***** Material to process

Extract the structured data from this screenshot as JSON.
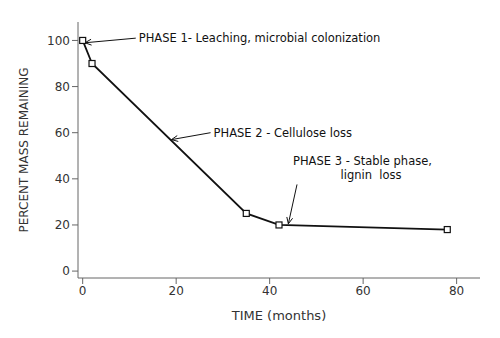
{
  "chart_data": {
    "type": "line",
    "x": [
      0,
      2,
      35,
      42,
      78
    ],
    "values": [
      100,
      90,
      25,
      20,
      18
    ],
    "color": "#111111",
    "marker": "square",
    "xlabel": "TIME (months)",
    "ylabel": "PERCENT MASS REMAINING",
    "xlim": [
      -1,
      85
    ],
    "ylim": [
      -3,
      108
    ],
    "xticks": [
      0,
      20,
      40,
      60,
      80
    ],
    "yticks": [
      0,
      20,
      40,
      60,
      80,
      100
    ],
    "grid": false,
    "annotations": [
      {
        "text": "PHASE 1- Leaching, microbial colonization",
        "xy": [
          0.5,
          99
        ],
        "xytext": [
          12,
          101
        ]
      },
      {
        "text": "PHASE 2 - Cellulose loss",
        "xy": [
          19,
          57
        ],
        "xytext": [
          28,
          60
        ]
      },
      {
        "text": "PHASE 3 - Stable phase,\n             lignin  loss",
        "xy": [
          44,
          20.5
        ],
        "xytext": [
          45,
          38
        ]
      }
    ]
  }
}
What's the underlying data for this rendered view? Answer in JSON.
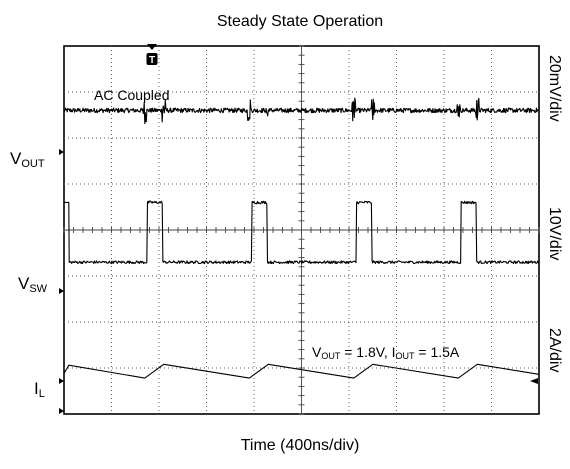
{
  "chart_data": {
    "type": "line",
    "title": "Steady State Operation",
    "xlabel": "Time (400ns/div)",
    "divisions": {
      "x": 10,
      "y": 8
    },
    "annotation": "AC Coupled",
    "conditions": {
      "vout_label": "V",
      "vout_sub": "OUT",
      "vout_value": " = 1.8V, ",
      "iout_label": "I",
      "iout_sub": "OUT",
      "iout_value": " = 1.5A"
    },
    "trigger_label": "T",
    "switching": {
      "period_divs": 2.2,
      "on_time_divs": 0.4,
      "first_rise_divs": 1.7
    },
    "series": [
      {
        "name": "V",
        "sub": "OUT",
        "scale": "20mV/div",
        "level_divs": 6.6,
        "ripple_divs": 0.1
      },
      {
        "name": "V",
        "sub": "SW",
        "scale": "10V/div",
        "low_divs": 3.3,
        "high_divs": 4.6
      },
      {
        "name": "I",
        "sub": "L",
        "scale": "2A/div",
        "mean_divs": 0.93,
        "ripple_pp_divs": 0.3
      }
    ]
  }
}
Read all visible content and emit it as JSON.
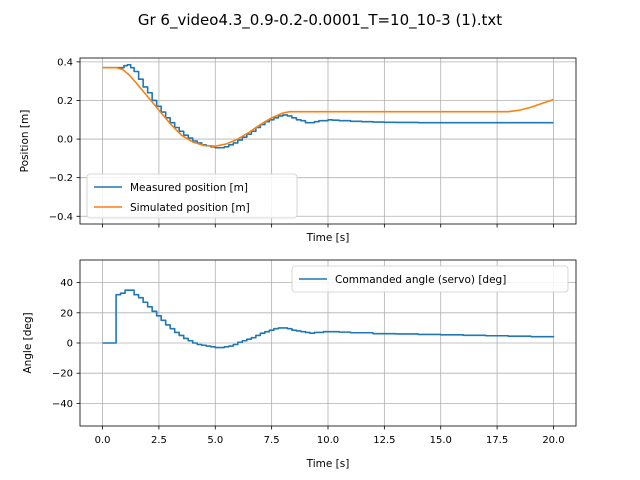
{
  "figure": {
    "suptitle": "Gr 6_video4.3_0.9-0.2-0.0001_T=10_10-3 (1).txt"
  },
  "chart_data": [
    {
      "type": "line",
      "xlabel": "Time [s]",
      "ylabel": "Position [m]",
      "xlim": [
        -1.0,
        21.0
      ],
      "ylim": [
        -0.44,
        0.42
      ],
      "xticks": [
        0.0,
        2.5,
        5.0,
        7.5,
        10.0,
        12.5,
        15.0,
        17.5,
        20.0
      ],
      "xtick_labels_visible": false,
      "yticks": [
        0.4,
        0.2,
        0.0,
        -0.2,
        -0.4
      ],
      "ytick_labels": [
        "0.4",
        "0.2",
        "0.0",
        "−0.2",
        "−0.4"
      ],
      "grid": true,
      "legend_position": "lower-left",
      "series": [
        {
          "name": "Measured position [m]",
          "color": "#1f77b4",
          "step": true,
          "x": [
            0.0,
            0.5,
            0.8,
            0.95,
            1.1,
            1.25,
            1.4,
            1.6,
            1.8,
            2.0,
            2.2,
            2.4,
            2.6,
            2.8,
            3.0,
            3.2,
            3.4,
            3.6,
            3.8,
            4.0,
            4.2,
            4.4,
            4.6,
            4.8,
            5.0,
            5.2,
            5.4,
            5.6,
            5.8,
            6.0,
            6.2,
            6.4,
            6.6,
            6.8,
            7.0,
            7.2,
            7.4,
            7.6,
            7.8,
            8.0,
            8.2,
            8.4,
            8.6,
            8.8,
            9.0,
            9.2,
            9.4,
            9.6,
            9.8,
            10.0,
            10.2,
            10.5,
            11.0,
            11.5,
            12.0,
            12.5,
            13.0,
            14.0,
            15.0,
            16.0,
            17.0,
            18.0,
            19.0,
            20.0
          ],
          "y": [
            0.37,
            0.37,
            0.37,
            0.38,
            0.385,
            0.37,
            0.35,
            0.31,
            0.27,
            0.24,
            0.2,
            0.17,
            0.14,
            0.11,
            0.085,
            0.06,
            0.04,
            0.02,
            0.005,
            -0.01,
            -0.02,
            -0.03,
            -0.035,
            -0.04,
            -0.045,
            -0.045,
            -0.04,
            -0.03,
            -0.02,
            -0.005,
            0.01,
            0.025,
            0.04,
            0.06,
            0.075,
            0.09,
            0.1,
            0.11,
            0.12,
            0.125,
            0.12,
            0.11,
            0.1,
            0.095,
            0.085,
            0.085,
            0.09,
            0.095,
            0.095,
            0.1,
            0.098,
            0.095,
            0.092,
            0.09,
            0.088,
            0.087,
            0.086,
            0.085,
            0.085,
            0.085,
            0.085,
            0.085,
            0.085,
            0.085
          ]
        },
        {
          "name": "Simulated position [m]",
          "color": "#ff7f0e",
          "step": false,
          "x": [
            0.0,
            0.6,
            0.9,
            1.2,
            1.5,
            2.0,
            2.5,
            3.0,
            3.5,
            4.0,
            4.5,
            5.0,
            5.5,
            6.0,
            6.5,
            7.0,
            7.5,
            8.0,
            8.3,
            8.6,
            9.0,
            10.0,
            12.0,
            14.0,
            16.0,
            17.5,
            18.0,
            18.5,
            19.0,
            19.5,
            20.0
          ],
          "y": [
            0.37,
            0.37,
            0.36,
            0.33,
            0.29,
            0.22,
            0.15,
            0.08,
            0.02,
            -0.015,
            -0.033,
            -0.037,
            -0.025,
            0.0,
            0.035,
            0.075,
            0.11,
            0.135,
            0.142,
            0.142,
            0.142,
            0.142,
            0.142,
            0.142,
            0.142,
            0.142,
            0.142,
            0.15,
            0.165,
            0.185,
            0.205
          ]
        }
      ]
    },
    {
      "type": "line",
      "xlabel": "Time [s]",
      "ylabel": "Angle [deg]",
      "xlim": [
        -1.0,
        21.0
      ],
      "ylim": [
        -55,
        55
      ],
      "xticks": [
        0.0,
        2.5,
        5.0,
        7.5,
        10.0,
        12.5,
        15.0,
        17.5,
        20.0
      ],
      "xtick_labels": [
        "0.0",
        "2.5",
        "5.0",
        "7.5",
        "10.0",
        "12.5",
        "15.0",
        "17.5",
        "20.0"
      ],
      "yticks": [
        40,
        20,
        0,
        -20,
        -40
      ],
      "ytick_labels": [
        "40",
        "20",
        "0",
        "−20",
        "−40"
      ],
      "grid": true,
      "legend_position": "upper-right",
      "series": [
        {
          "name": "Commanded angle (servo) [deg]",
          "color": "#1f77b4",
          "step": true,
          "x": [
            0.0,
            0.55,
            0.6,
            0.8,
            1.0,
            1.2,
            1.4,
            1.6,
            1.8,
            2.0,
            2.2,
            2.4,
            2.6,
            2.8,
            3.0,
            3.2,
            3.4,
            3.6,
            3.8,
            4.0,
            4.2,
            4.4,
            4.6,
            4.8,
            5.0,
            5.2,
            5.4,
            5.6,
            5.8,
            6.0,
            6.2,
            6.4,
            6.6,
            6.8,
            7.0,
            7.2,
            7.4,
            7.6,
            7.8,
            8.0,
            8.2,
            8.4,
            8.6,
            8.8,
            9.0,
            9.2,
            9.4,
            9.6,
            9.8,
            10.0,
            10.2,
            10.5,
            11.0,
            12.0,
            13.0,
            14.0,
            15.0,
            16.0,
            17.0,
            18.0,
            19.0,
            20.0
          ],
          "y": [
            0,
            0,
            32,
            33,
            35,
            35,
            32,
            30,
            27,
            24,
            21,
            18,
            15,
            12,
            9.5,
            7,
            5,
            3,
            1.5,
            0,
            -1,
            -1.5,
            -2,
            -2.5,
            -3,
            -3,
            -2.5,
            -2,
            -1,
            0.5,
            1.5,
            2.5,
            3.5,
            5,
            6.5,
            7.5,
            8.5,
            9.5,
            10,
            10,
            9.5,
            8.5,
            8,
            7.5,
            7,
            6.5,
            7,
            7,
            7.5,
            7.5,
            7.5,
            7.2,
            6.8,
            6.2,
            6.0,
            5.7,
            5.4,
            5.1,
            4.8,
            4.5,
            4.2,
            3.8
          ]
        }
      ]
    }
  ]
}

**********

**Exercise requirements:**
Copy out all lines from the material above that contain the string "name".

**Right answer:**
        "name": "V",
        "name": "V",
        "name": "I",
          "name": "Measured position [m]",
          "name": "Simulated position [m]",
          "name": "Commanded angle (servo) [deg]",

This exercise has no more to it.